'''
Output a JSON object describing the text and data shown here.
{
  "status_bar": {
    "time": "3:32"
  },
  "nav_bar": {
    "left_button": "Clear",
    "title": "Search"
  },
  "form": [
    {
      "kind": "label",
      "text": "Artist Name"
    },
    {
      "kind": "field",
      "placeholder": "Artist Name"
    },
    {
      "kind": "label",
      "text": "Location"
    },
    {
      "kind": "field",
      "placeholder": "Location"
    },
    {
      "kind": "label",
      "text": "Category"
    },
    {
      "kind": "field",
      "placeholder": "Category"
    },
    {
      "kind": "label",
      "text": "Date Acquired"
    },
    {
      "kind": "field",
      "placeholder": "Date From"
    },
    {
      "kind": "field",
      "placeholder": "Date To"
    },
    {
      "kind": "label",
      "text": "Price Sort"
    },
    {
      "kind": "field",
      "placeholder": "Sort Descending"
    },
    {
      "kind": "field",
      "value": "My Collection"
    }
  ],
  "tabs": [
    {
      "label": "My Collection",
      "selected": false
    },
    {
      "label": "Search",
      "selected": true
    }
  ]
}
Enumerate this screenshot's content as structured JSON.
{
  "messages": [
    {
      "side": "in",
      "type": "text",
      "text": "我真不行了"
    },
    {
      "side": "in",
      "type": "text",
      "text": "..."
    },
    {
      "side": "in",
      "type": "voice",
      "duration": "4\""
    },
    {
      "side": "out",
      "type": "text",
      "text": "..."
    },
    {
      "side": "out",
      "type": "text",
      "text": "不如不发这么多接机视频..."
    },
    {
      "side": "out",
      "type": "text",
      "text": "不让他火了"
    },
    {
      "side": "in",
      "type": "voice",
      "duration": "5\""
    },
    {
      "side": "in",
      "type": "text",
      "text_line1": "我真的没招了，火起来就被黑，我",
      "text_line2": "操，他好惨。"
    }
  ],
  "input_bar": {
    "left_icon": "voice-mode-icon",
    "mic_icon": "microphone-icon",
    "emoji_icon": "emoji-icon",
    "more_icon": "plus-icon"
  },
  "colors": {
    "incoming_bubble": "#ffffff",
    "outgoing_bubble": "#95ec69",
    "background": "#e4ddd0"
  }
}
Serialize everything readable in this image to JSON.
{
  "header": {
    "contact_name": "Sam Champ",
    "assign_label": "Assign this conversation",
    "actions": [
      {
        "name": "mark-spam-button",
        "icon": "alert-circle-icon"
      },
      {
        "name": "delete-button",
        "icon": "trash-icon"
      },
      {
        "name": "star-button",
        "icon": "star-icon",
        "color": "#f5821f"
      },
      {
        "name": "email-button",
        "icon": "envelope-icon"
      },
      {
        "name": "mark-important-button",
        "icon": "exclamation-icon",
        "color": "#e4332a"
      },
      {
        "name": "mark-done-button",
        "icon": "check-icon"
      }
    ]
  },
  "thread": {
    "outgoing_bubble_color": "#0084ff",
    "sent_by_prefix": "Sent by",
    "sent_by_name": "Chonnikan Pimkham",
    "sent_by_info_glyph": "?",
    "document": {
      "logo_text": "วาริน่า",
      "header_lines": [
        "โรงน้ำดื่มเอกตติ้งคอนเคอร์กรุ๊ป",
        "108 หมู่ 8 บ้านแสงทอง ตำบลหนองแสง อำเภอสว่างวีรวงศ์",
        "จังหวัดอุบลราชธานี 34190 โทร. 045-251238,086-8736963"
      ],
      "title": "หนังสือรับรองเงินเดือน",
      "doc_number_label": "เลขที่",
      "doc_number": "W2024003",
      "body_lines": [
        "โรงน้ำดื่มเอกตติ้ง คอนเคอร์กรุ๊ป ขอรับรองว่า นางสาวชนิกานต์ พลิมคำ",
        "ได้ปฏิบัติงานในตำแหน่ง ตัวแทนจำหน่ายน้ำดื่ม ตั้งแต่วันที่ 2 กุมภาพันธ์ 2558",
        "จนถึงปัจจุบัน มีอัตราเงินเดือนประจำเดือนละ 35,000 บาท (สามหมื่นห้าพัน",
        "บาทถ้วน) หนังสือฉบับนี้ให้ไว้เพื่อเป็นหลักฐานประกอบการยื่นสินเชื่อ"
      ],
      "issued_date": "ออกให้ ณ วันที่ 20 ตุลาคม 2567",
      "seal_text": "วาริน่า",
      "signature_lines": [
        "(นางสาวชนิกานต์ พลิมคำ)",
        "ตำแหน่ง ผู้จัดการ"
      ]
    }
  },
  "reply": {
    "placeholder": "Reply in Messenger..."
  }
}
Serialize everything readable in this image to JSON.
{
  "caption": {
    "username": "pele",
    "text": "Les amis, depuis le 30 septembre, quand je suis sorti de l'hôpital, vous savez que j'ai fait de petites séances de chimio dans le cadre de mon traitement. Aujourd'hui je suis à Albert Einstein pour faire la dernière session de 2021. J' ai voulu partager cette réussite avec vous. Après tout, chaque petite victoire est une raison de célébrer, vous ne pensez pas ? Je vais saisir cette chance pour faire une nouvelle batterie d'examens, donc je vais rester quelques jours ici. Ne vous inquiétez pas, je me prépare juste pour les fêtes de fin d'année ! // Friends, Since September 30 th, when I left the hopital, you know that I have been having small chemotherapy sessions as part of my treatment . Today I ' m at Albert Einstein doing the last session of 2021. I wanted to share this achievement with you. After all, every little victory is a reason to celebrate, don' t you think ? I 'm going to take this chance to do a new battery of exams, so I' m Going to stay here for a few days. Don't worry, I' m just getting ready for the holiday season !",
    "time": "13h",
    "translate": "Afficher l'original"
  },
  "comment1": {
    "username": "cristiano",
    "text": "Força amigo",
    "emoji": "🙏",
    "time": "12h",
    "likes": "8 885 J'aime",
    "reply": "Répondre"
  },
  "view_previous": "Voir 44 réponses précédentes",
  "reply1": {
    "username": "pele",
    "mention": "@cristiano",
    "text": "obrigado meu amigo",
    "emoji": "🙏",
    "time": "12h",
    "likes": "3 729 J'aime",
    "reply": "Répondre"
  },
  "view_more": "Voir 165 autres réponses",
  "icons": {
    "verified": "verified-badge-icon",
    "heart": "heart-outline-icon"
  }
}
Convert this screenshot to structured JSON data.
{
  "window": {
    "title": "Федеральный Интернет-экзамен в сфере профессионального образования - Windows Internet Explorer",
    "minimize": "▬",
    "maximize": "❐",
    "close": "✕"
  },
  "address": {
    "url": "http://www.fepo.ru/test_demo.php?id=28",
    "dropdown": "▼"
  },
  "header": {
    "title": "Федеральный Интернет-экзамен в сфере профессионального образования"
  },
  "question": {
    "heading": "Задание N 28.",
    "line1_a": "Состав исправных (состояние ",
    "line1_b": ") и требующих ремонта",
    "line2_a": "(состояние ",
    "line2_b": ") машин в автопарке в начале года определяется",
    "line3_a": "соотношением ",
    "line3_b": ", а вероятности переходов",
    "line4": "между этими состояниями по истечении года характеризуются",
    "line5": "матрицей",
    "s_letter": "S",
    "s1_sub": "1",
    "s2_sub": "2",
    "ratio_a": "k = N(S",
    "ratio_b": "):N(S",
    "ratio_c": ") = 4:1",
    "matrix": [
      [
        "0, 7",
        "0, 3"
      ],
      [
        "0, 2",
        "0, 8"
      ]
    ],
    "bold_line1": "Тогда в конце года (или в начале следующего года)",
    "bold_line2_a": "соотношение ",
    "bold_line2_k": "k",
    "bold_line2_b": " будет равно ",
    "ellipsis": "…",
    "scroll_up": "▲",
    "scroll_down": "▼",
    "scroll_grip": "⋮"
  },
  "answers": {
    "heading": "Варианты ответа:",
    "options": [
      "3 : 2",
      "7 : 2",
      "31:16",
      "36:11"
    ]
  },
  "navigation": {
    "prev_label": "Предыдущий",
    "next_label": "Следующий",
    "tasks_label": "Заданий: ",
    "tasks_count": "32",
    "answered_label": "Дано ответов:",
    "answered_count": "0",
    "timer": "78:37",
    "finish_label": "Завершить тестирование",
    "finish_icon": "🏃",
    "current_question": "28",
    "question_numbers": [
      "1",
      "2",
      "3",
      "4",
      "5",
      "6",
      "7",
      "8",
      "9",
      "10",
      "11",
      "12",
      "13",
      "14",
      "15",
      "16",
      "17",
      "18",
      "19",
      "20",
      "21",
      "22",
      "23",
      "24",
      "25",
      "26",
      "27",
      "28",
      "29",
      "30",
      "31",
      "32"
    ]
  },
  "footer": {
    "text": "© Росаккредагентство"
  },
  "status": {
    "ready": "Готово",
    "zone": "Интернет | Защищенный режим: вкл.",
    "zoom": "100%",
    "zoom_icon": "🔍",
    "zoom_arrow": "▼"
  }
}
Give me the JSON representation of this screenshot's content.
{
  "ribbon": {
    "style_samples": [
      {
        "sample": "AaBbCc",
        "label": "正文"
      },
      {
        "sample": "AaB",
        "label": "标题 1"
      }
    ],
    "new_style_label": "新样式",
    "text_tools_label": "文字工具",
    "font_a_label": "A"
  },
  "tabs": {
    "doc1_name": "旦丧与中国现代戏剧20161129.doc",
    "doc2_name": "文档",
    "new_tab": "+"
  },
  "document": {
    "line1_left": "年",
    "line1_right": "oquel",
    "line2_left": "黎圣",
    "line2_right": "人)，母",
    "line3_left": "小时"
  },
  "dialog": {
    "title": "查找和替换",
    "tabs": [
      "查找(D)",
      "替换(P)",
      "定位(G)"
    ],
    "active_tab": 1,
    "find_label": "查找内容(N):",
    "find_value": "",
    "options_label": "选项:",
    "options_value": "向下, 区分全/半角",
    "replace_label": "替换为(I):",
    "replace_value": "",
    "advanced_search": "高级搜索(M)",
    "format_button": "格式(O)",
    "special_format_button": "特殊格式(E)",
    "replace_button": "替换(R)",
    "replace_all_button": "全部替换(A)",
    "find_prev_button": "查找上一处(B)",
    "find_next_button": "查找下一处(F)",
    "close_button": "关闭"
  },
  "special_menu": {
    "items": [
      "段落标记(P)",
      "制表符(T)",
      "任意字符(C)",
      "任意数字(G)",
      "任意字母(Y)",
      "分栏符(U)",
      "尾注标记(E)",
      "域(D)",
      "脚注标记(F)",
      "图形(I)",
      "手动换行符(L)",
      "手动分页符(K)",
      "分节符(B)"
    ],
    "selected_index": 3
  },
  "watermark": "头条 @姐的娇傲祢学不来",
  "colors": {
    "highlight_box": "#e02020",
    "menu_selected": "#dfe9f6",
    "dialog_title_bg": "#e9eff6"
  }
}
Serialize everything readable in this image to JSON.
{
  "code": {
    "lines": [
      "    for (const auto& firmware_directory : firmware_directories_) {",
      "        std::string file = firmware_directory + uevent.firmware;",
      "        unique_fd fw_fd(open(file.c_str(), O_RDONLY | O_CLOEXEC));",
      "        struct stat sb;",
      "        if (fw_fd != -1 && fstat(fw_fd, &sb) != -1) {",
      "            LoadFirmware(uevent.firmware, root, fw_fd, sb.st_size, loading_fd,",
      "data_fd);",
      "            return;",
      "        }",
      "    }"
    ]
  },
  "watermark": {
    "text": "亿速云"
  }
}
'''
• _What is asked_
Using the records above, gather all lines where the string "มเอกตต" is present.

• _Result of this task_
        "โรงน้ำดื่มเอกตติ้งคอนเคอร์กรุ๊ป",
        "โรงน้ำดื่มเอกตติ้ง คอนเคอร์กรุ๊ป ขอรับรองว่า นางสาวชนิกานต์ พลิมคำ",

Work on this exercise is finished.